— Start of Material —

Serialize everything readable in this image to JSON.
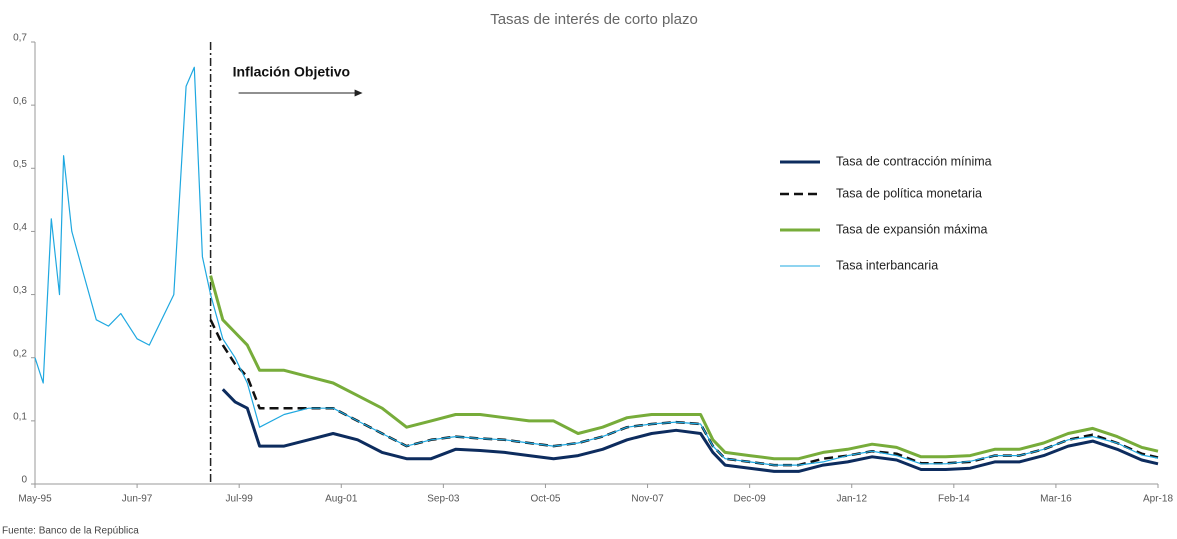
{
  "chart_data": {
    "type": "line",
    "title": "Tasas de interés de corto plazo",
    "source": "Fuente: Banco de la República",
    "annotation": {
      "text": "Inflación Objetivo",
      "x": "1998-12"
    },
    "x": [
      "1995-05",
      "1995-07",
      "1995-09",
      "1995-11",
      "1995-12",
      "1996-02",
      "1996-05",
      "1996-08",
      "1996-11",
      "1997-02",
      "1997-06",
      "1997-09",
      "1997-12",
      "1998-03",
      "1998-06",
      "1998-08",
      "1998-10",
      "1998-12",
      "1999-03",
      "1999-06",
      "1999-09",
      "1999-12",
      "2000-06",
      "2000-12",
      "2001-06",
      "2001-12",
      "2002-06",
      "2002-12",
      "2003-06",
      "2003-12",
      "2004-06",
      "2004-12",
      "2005-06",
      "2005-12",
      "2006-06",
      "2006-12",
      "2007-06",
      "2007-12",
      "2008-06",
      "2008-12",
      "2009-03",
      "2009-06",
      "2009-12",
      "2010-06",
      "2010-12",
      "2011-06",
      "2011-12",
      "2012-06",
      "2012-12",
      "2013-06",
      "2013-12",
      "2014-06",
      "2014-12",
      "2015-06",
      "2015-12",
      "2016-06",
      "2016-12",
      "2017-06",
      "2017-12",
      "2018-04"
    ],
    "series": [
      {
        "name": "Tasa de contracción mínima",
        "color": "#0d2c5e",
        "values": [
          null,
          null,
          null,
          null,
          null,
          null,
          null,
          null,
          null,
          null,
          null,
          null,
          null,
          null,
          null,
          null,
          null,
          null,
          0.15,
          0.13,
          0.12,
          0.06,
          0.06,
          0.07,
          0.08,
          0.07,
          0.05,
          0.04,
          0.04,
          0.055,
          0.053,
          0.05,
          0.045,
          0.04,
          0.045,
          0.055,
          0.07,
          0.08,
          0.085,
          0.08,
          0.05,
          0.03,
          0.025,
          0.02,
          0.02,
          0.03,
          0.035,
          0.043,
          0.038,
          0.023,
          0.023,
          0.025,
          0.035,
          0.035,
          0.045,
          0.06,
          0.068,
          0.055,
          0.038,
          0.032
        ]
      },
      {
        "name": "Tasa de política monetaria",
        "color": "#111111",
        "dashed": true,
        "values": [
          null,
          null,
          null,
          null,
          null,
          null,
          null,
          null,
          null,
          null,
          null,
          null,
          null,
          null,
          null,
          null,
          null,
          0.26,
          0.22,
          0.19,
          0.17,
          0.12,
          0.12,
          0.12,
          0.12,
          0.1,
          0.08,
          0.06,
          0.07,
          0.075,
          0.072,
          0.07,
          0.065,
          0.06,
          0.065,
          0.075,
          0.09,
          0.095,
          0.098,
          0.095,
          0.06,
          0.04,
          0.035,
          0.03,
          0.03,
          0.04,
          0.045,
          0.052,
          0.048,
          0.033,
          0.033,
          0.035,
          0.045,
          0.045,
          0.055,
          0.07,
          0.078,
          0.065,
          0.048,
          0.042
        ]
      },
      {
        "name": "Tasa de expansión máxima",
        "color": "#77ac3a",
        "values": [
          null,
          null,
          null,
          null,
          null,
          null,
          null,
          null,
          null,
          null,
          null,
          null,
          null,
          null,
          null,
          null,
          null,
          0.33,
          0.26,
          0.24,
          0.22,
          0.18,
          0.18,
          0.17,
          0.16,
          0.14,
          0.12,
          0.09,
          0.1,
          0.11,
          0.11,
          0.105,
          0.1,
          0.1,
          0.08,
          0.09,
          0.105,
          0.11,
          0.11,
          0.11,
          0.07,
          0.05,
          0.045,
          0.04,
          0.04,
          0.05,
          0.055,
          0.063,
          0.058,
          0.043,
          0.043,
          0.045,
          0.055,
          0.055,
          0.065,
          0.08,
          0.088,
          0.075,
          0.058,
          0.052
        ]
      },
      {
        "name": "Tasa interbancaria",
        "color": "#1fa8e0",
        "values": [
          0.2,
          0.16,
          0.42,
          0.3,
          0.52,
          0.4,
          0.33,
          0.26,
          0.25,
          0.27,
          0.23,
          0.22,
          0.26,
          0.3,
          0.63,
          0.66,
          0.36,
          0.3,
          0.23,
          0.2,
          0.16,
          0.09,
          0.11,
          0.12,
          0.12,
          0.1,
          0.08,
          0.06,
          0.07,
          0.075,
          0.072,
          0.07,
          0.065,
          0.06,
          0.065,
          0.075,
          0.09,
          0.095,
          0.098,
          0.095,
          0.06,
          0.04,
          0.035,
          0.03,
          0.03,
          0.035,
          0.045,
          0.052,
          0.045,
          0.032,
          0.032,
          0.036,
          0.045,
          0.045,
          0.055,
          0.07,
          0.075,
          0.065,
          0.046,
          0.041
        ]
      }
    ],
    "xlim": [
      "1995-05",
      "2018-04"
    ],
    "xticks": [
      {
        "value": "1995-05",
        "label": "May-95"
      },
      {
        "value": "1997-06",
        "label": "Jun-97"
      },
      {
        "value": "1999-07",
        "label": "Jul-99"
      },
      {
        "value": "2001-08",
        "label": "Aug-01"
      },
      {
        "value": "2003-09",
        "label": "Sep-03"
      },
      {
        "value": "2005-10",
        "label": "Oct-05"
      },
      {
        "value": "2007-11",
        "label": "Nov-07"
      },
      {
        "value": "2009-12",
        "label": "Dec-09"
      },
      {
        "value": "2012-01",
        "label": "Jan-12"
      },
      {
        "value": "2014-02",
        "label": "Feb-14"
      },
      {
        "value": "2016-03",
        "label": "Mar-16"
      },
      {
        "value": "2018-04",
        "label": "Apr-18"
      }
    ],
    "ylim": [
      0,
      0.7
    ],
    "yticks": [
      0,
      {
        "value": 0.1,
        "label": "0,1"
      },
      {
        "value": 0.2,
        "label": "0,2"
      },
      {
        "value": 0.3,
        "label": "0,3"
      },
      {
        "value": 0.4,
        "label": "0,4"
      },
      {
        "value": 0.5,
        "label": "0,5"
      },
      {
        "value": 0.6,
        "label": "0,6"
      },
      {
        "value": 0.7,
        "label": "0,7"
      }
    ],
    "grid": false
  }
}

— End of Material —

- **Stated exercise**
Pull every line containing the word "color" out of the entries above.

- **Exercise result**
        "color": "#0d2c5e",
        "color": "#111111",
        "color": "#77ac3a",
        "color": "#1fa8e0",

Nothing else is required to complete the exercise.